Description of the task: Once the pictures are set aside, transcribe the remaining data exactly.

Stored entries

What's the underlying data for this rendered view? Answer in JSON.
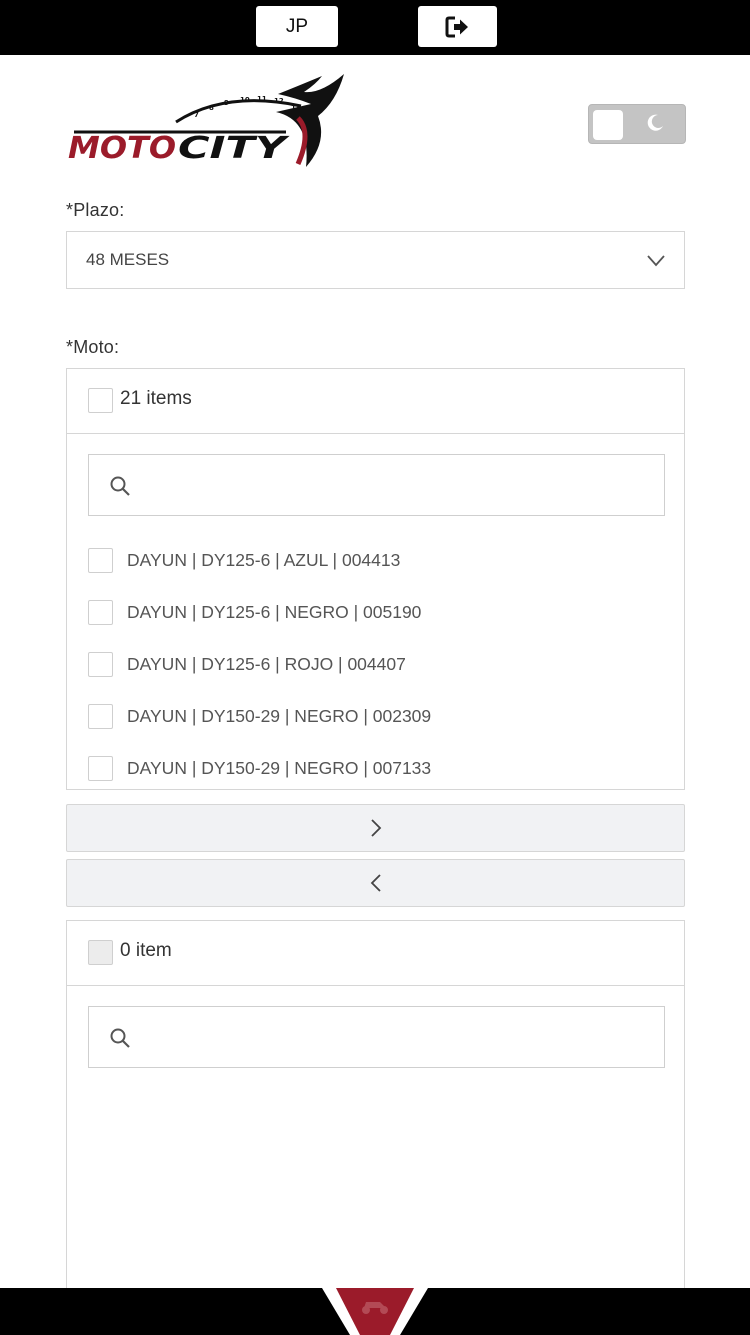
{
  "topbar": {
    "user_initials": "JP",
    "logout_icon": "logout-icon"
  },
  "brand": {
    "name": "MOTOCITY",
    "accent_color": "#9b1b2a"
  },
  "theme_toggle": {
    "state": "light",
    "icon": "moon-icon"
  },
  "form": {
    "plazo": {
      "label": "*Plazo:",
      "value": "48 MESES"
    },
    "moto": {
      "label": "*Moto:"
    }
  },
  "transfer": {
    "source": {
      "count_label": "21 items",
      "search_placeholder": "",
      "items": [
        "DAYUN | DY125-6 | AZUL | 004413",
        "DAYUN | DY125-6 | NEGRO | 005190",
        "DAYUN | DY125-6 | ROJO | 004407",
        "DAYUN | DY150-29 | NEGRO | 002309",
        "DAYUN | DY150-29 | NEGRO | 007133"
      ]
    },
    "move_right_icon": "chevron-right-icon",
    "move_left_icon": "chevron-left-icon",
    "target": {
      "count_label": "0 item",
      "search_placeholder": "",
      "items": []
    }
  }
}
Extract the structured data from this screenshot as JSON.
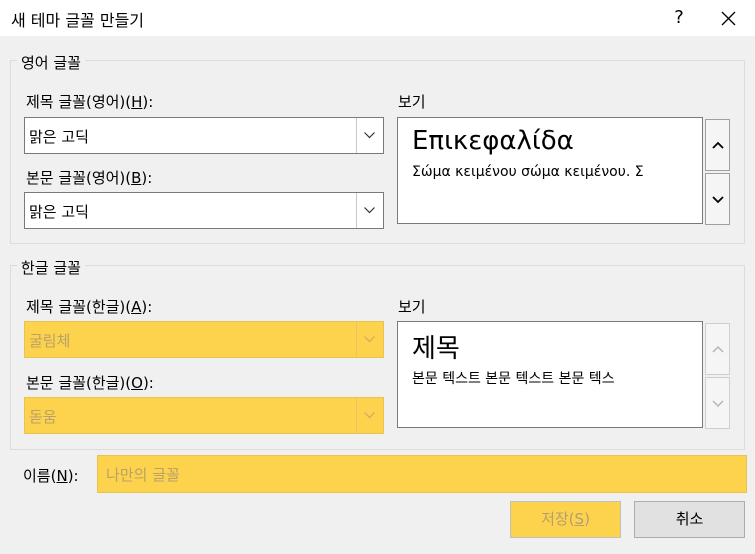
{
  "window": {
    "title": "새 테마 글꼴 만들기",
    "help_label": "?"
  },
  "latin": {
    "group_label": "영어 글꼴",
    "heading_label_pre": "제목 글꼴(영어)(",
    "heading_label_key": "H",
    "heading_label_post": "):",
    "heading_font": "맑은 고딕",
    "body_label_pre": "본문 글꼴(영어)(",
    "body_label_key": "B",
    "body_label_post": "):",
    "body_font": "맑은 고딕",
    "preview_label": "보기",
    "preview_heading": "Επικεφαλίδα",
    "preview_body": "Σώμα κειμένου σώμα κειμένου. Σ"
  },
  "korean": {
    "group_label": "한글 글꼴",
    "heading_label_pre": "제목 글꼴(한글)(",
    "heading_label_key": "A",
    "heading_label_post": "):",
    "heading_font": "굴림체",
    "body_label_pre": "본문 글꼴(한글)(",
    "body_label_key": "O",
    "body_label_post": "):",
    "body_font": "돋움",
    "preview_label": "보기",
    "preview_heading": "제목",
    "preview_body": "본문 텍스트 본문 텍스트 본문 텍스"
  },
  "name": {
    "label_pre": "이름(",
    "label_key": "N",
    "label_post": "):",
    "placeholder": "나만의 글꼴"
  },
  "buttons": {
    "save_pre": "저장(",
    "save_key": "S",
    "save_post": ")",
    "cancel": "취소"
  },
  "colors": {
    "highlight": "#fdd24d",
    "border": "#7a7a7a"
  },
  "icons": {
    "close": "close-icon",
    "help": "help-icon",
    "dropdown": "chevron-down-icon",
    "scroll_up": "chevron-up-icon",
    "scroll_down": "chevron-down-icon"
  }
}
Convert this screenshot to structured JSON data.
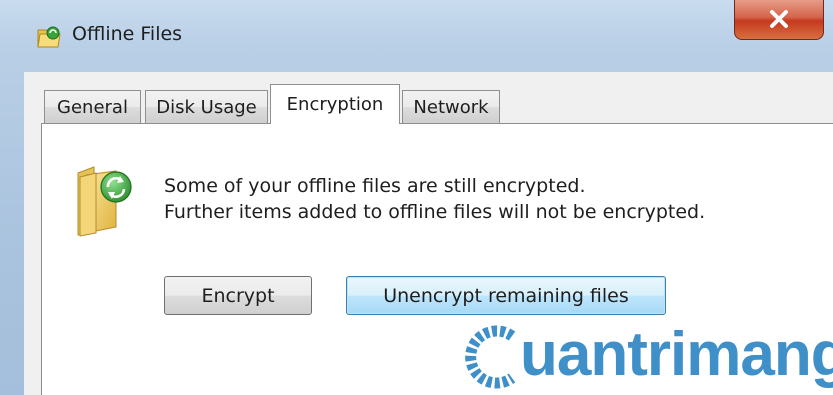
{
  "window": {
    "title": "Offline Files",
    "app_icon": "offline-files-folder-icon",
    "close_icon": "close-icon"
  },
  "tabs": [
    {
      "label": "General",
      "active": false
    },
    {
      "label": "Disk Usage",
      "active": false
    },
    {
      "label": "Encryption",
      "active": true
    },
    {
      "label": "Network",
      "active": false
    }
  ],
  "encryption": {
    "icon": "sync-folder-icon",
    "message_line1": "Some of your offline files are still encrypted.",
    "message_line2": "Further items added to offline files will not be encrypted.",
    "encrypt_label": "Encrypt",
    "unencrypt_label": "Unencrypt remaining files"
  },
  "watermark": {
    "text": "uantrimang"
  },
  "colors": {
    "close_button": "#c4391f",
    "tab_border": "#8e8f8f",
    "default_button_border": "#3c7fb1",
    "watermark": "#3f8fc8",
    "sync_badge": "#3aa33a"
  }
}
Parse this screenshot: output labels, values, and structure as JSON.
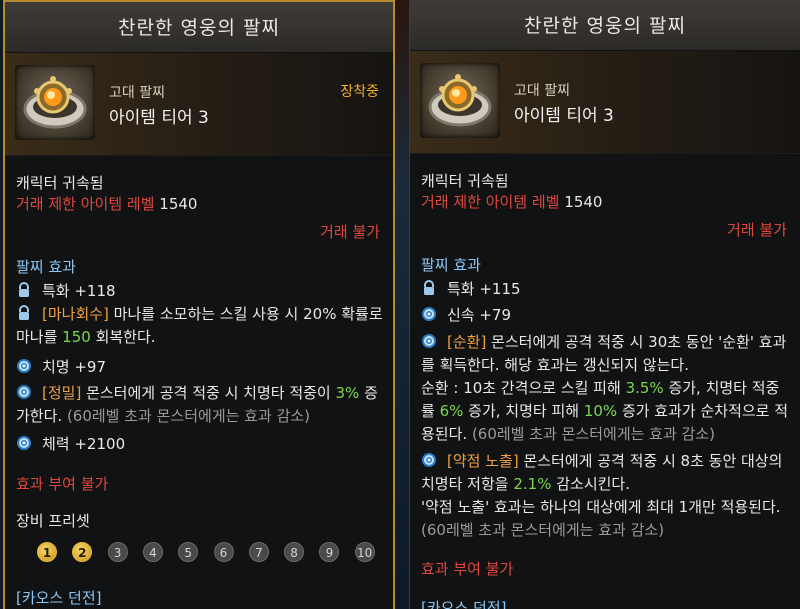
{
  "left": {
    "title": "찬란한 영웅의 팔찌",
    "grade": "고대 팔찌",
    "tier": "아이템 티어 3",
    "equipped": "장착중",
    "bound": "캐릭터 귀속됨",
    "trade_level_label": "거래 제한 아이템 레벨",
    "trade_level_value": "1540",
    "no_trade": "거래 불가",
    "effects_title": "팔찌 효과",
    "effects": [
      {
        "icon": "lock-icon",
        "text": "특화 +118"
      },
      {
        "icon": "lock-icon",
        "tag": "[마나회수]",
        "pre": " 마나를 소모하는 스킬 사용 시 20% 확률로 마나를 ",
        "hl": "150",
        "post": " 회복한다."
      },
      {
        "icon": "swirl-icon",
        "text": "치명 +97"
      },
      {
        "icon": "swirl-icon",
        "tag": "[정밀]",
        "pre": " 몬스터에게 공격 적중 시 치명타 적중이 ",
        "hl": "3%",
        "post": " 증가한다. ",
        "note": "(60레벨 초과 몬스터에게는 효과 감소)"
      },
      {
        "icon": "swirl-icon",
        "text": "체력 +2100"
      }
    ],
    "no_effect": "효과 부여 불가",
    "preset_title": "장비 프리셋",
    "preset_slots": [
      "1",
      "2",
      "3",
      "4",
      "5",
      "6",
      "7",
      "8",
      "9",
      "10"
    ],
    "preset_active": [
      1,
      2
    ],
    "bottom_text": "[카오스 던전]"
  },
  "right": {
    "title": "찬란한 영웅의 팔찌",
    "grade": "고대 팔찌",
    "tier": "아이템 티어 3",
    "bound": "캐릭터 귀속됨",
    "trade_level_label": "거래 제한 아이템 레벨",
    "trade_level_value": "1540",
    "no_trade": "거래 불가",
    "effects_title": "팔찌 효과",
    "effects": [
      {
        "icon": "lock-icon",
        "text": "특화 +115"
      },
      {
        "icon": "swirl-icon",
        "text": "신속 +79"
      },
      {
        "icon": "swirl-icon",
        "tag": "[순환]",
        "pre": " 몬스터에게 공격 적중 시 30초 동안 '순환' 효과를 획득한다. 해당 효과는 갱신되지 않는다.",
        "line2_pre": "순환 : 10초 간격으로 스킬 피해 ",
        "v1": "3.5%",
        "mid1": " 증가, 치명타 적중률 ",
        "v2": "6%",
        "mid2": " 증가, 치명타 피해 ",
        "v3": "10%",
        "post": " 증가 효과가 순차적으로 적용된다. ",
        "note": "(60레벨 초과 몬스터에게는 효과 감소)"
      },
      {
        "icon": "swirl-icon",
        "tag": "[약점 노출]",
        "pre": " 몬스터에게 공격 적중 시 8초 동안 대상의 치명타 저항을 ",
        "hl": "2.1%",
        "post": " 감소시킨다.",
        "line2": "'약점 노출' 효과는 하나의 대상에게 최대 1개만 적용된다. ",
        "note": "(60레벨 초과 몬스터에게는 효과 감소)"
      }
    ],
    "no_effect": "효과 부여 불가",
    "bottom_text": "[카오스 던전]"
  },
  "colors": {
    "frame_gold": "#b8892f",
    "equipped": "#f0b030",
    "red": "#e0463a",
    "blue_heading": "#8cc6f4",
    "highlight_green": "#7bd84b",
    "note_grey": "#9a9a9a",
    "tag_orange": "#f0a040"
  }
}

Reply:
What's the underlying data for this rendered view? Answer in JSON.
{
  "topbar": {
    "user_initials": "JP",
    "logout_icon": "logout-icon"
  },
  "brand": {
    "name": "MOTOCITY",
    "accent_color": "#9b1b2a"
  },
  "theme_toggle": {
    "state": "light",
    "icon": "moon-icon"
  },
  "form": {
    "plazo": {
      "label": "*Plazo:",
      "value": "48 MESES"
    },
    "moto": {
      "label": "*Moto:"
    }
  },
  "transfer": {
    "source": {
      "count_label": "21 items",
      "search_placeholder": "",
      "items": [
        "DAYUN | DY125-6 | AZUL | 004413",
        "DAYUN | DY125-6 | NEGRO | 005190",
        "DAYUN | DY125-6 | ROJO | 004407",
        "DAYUN | DY150-29 | NEGRO | 002309",
        "DAYUN | DY150-29 | NEGRO | 007133"
      ]
    },
    "move_right_icon": "chevron-right-icon",
    "move_left_icon": "chevron-left-icon",
    "target": {
      "count_label": "0 item",
      "search_placeholder": "",
      "items": []
    }
  }
}
Extract the structured data from this screenshot as JSON.
{
  "window": {
    "title": "새 테마 글꼴 만들기",
    "help_label": "?"
  },
  "latin": {
    "group_label": "영어 글꼴",
    "heading_label_pre": "제목 글꼴(영어)(",
    "heading_label_key": "H",
    "heading_label_post": "):",
    "heading_font": "맑은 고딕",
    "body_label_pre": "본문 글꼴(영어)(",
    "body_label_key": "B",
    "body_label_post": "):",
    "body_font": "맑은 고딕",
    "preview_label": "보기",
    "preview_heading": "Επικεφαλίδα",
    "preview_body": "Σώμα κειμένου σώμα κειμένου. Σ"
  },
  "korean": {
    "group_label": "한글 글꼴",
    "heading_label_pre": "제목 글꼴(한글)(",
    "heading_label_key": "A",
    "heading_label_post": "):",
    "heading_font": "굴림체",
    "body_label_pre": "본문 글꼴(한글)(",
    "body_label_key": "O",
    "body_label_post": "):",
    "body_font": "돋움",
    "preview_label": "보기",
    "preview_heading": "제목",
    "preview_body": "본문 텍스트 본문 텍스트 본문 텍스"
  },
  "name": {
    "label_pre": "이름(",
    "label_key": "N",
    "label_post": "):",
    "placeholder": "나만의 글꼴"
  },
  "buttons": {
    "save_pre": "저장(",
    "save_key": "S",
    "save_post": ")",
    "cancel": "취소"
  },
  "colors": {
    "highlight": "#fdd24d",
    "border": "#7a7a7a"
  },
  "icons": {
    "close": "close-icon",
    "help": "help-icon",
    "dropdown": "chevron-down-icon",
    "scroll_up": "chevron-up-icon",
    "scroll_down": "chevron-down-icon"
  }
}
Convert this screenshot to structured JSON data.
{
  "window": {
    "title": "Offline Files",
    "app_icon": "offline-files-folder-icon",
    "close_icon": "close-icon"
  },
  "tabs": [
    {
      "label": "General",
      "active": false
    },
    {
      "label": "Disk Usage",
      "active": false
    },
    {
      "label": "Encryption",
      "active": true
    },
    {
      "label": "Network",
      "active": false
    }
  ],
  "encryption": {
    "icon": "sync-folder-icon",
    "message_line1": "Some of your offline files are still encrypted.",
    "message_line2": "Further items added to offline files will not be encrypted.",
    "encrypt_label": "Encrypt",
    "unencrypt_label": "Unencrypt remaining files"
  },
  "watermark": {
    "text": "uantrimang"
  },
  "colors": {
    "close_button": "#c4391f",
    "tab_border": "#8e8f8f",
    "default_button_border": "#3c7fb1",
    "watermark": "#3f8fc8",
    "sync_badge": "#3aa33a"
  }
}
Parse this screenshot: output labels, values, and structure as JSON.
{
  "left": {
    "title": "찬란한 영웅의 팔찌",
    "grade": "고대 팔찌",
    "tier": "아이템 티어 3",
    "equipped": "장착중",
    "bound": "캐릭터 귀속됨",
    "trade_level_label": "거래 제한 아이템 레벨",
    "trade_level_value": "1540",
    "no_trade": "거래 불가",
    "effects_title": "팔찌 효과",
    "effects": [
      {
        "icon": "lock-icon",
        "text": "특화 +118"
      },
      {
        "icon": "lock-icon",
        "tag": "[마나회수]",
        "pre": " 마나를 소모하는 스킬 사용 시 20% 확률로 마나를 ",
        "hl": "150",
        "post": " 회복한다."
      },
      {
        "icon": "swirl-icon",
        "text": "치명 +97"
      },
      {
        "icon": "swirl-icon",
        "tag": "[정밀]",
        "pre": " 몬스터에게 공격 적중 시 치명타 적중이 ",
        "hl": "3%",
        "post": " 증가한다. ",
        "note": "(60레벨 초과 몬스터에게는 효과 감소)"
      },
      {
        "icon": "swirl-icon",
        "text": "체력 +2100"
      }
    ],
    "no_effect": "효과 부여 불가",
    "preset_title": "장비 프리셋",
    "preset_slots": [
      "1",
      "2",
      "3",
      "4",
      "5",
      "6",
      "7",
      "8",
      "9",
      "10"
    ],
    "preset_active": [
      1,
      2
    ],
    "bottom_text": "[카오스 던전]"
  },
  "right": {
    "title": "찬란한 영웅의 팔찌",
    "grade": "고대 팔찌",
    "tier": "아이템 티어 3",
    "bound": "캐릭터 귀속됨",
    "trade_level_label": "거래 제한 아이템 레벨",
    "trade_level_value": "1540",
    "no_trade": "거래 불가",
    "effects_title": "팔찌 효과",
    "effects": [
      {
        "icon": "lock-icon",
        "text": "특화 +115"
      },
      {
        "icon": "swirl-icon",
        "text": "신속 +79"
      },
      {
        "icon": "swirl-icon",
        "tag": "[순환]",
        "pre": " 몬스터에게 공격 적중 시 30초 동안 '순환' 효과를 획득한다. 해당 효과는 갱신되지 않는다.",
        "line2_pre": "순환 : 10초 간격으로 스킬 피해 ",
        "v1": "3.5%",
        "mid1": " 증가, 치명타 적중률 ",
        "v2": "6%",
        "mid2": " 증가, 치명타 피해 ",
        "v3": "10%",
        "post": " 증가 효과가 순차적으로 적용된다. ",
        "note": "(60레벨 초과 몬스터에게는 효과 감소)"
      },
      {
        "icon": "swirl-icon",
        "tag": "[약점 노출]",
        "pre": " 몬스터에게 공격 적중 시 8초 동안 대상의 치명타 저항을 ",
        "hl": "2.1%",
        "post": " 감소시킨다.",
        "line2": "'약점 노출' 효과는 하나의 대상에게 최대 1개만 적용된다. ",
        "note": "(60레벨 초과 몬스터에게는 효과 감소)"
      }
    ],
    "no_effect": "효과 부여 불가",
    "bottom_text": "[카오스 던전]"
  },
  "colors": {
    "frame_gold": "#b8892f",
    "equipped": "#f0b030",
    "red": "#e0463a",
    "blue_heading": "#8cc6f4",
    "highlight_green": "#7bd84b",
    "note_grey": "#9a9a9a",
    "tag_orange": "#f0a040"
  }
}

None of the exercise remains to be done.